══ EXTRACTED ENTRIES ══

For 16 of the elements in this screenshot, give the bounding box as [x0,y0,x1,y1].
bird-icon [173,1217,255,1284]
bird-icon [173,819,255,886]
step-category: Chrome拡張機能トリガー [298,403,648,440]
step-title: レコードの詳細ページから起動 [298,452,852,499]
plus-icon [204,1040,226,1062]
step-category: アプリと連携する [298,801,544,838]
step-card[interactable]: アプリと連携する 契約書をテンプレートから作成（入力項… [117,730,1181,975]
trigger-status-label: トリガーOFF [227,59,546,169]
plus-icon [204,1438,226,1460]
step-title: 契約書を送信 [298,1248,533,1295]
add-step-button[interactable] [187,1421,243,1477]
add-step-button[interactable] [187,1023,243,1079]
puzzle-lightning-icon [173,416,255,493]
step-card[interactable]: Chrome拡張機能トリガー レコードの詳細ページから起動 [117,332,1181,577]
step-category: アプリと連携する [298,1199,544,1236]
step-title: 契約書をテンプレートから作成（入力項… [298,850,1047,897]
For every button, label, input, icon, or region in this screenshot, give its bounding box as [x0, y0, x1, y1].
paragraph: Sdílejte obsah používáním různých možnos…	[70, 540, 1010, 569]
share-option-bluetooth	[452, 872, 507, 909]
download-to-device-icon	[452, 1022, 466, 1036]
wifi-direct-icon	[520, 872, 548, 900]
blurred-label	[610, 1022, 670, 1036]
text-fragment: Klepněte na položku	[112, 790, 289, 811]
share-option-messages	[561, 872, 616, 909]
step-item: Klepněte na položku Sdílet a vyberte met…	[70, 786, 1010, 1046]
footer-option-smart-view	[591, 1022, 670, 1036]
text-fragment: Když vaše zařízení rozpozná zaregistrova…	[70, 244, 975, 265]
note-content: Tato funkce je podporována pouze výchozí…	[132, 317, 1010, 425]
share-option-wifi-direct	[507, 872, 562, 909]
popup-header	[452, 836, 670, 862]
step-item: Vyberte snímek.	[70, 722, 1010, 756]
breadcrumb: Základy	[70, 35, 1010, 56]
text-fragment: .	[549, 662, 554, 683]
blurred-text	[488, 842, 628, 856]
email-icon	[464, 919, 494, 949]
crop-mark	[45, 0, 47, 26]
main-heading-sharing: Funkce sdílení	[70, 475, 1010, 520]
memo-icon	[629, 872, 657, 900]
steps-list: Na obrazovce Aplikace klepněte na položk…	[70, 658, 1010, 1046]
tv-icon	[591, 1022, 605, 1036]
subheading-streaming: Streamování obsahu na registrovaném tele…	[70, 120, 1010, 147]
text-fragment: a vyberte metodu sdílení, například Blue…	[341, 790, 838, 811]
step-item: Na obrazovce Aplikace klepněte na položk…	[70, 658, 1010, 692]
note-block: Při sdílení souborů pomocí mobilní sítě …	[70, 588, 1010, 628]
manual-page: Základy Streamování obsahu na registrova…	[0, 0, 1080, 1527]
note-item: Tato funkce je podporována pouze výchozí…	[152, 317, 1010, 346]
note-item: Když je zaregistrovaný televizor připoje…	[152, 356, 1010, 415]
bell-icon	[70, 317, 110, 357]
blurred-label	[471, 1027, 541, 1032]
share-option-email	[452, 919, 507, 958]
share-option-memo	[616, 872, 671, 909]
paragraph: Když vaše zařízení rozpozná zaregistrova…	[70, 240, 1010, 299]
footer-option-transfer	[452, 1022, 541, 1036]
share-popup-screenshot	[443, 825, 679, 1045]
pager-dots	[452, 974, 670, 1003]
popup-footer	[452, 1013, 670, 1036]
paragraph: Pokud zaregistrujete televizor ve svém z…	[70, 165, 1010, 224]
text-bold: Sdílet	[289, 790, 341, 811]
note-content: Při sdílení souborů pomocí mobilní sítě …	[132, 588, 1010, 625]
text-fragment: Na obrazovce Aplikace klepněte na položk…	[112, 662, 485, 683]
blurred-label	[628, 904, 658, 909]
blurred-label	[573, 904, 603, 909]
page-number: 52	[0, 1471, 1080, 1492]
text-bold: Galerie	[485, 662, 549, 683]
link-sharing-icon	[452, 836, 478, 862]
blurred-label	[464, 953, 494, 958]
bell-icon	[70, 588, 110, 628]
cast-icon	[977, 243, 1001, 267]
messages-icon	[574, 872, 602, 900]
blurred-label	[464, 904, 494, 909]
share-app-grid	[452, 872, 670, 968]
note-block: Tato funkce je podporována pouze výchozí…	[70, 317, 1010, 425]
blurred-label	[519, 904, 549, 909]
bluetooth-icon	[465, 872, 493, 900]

═══

* REQUIRED WORK
Count the lines in the records above that contain the string "vaše", treating uppercase and lowercase as different, and give only the number.

* WORKED ANSWER
2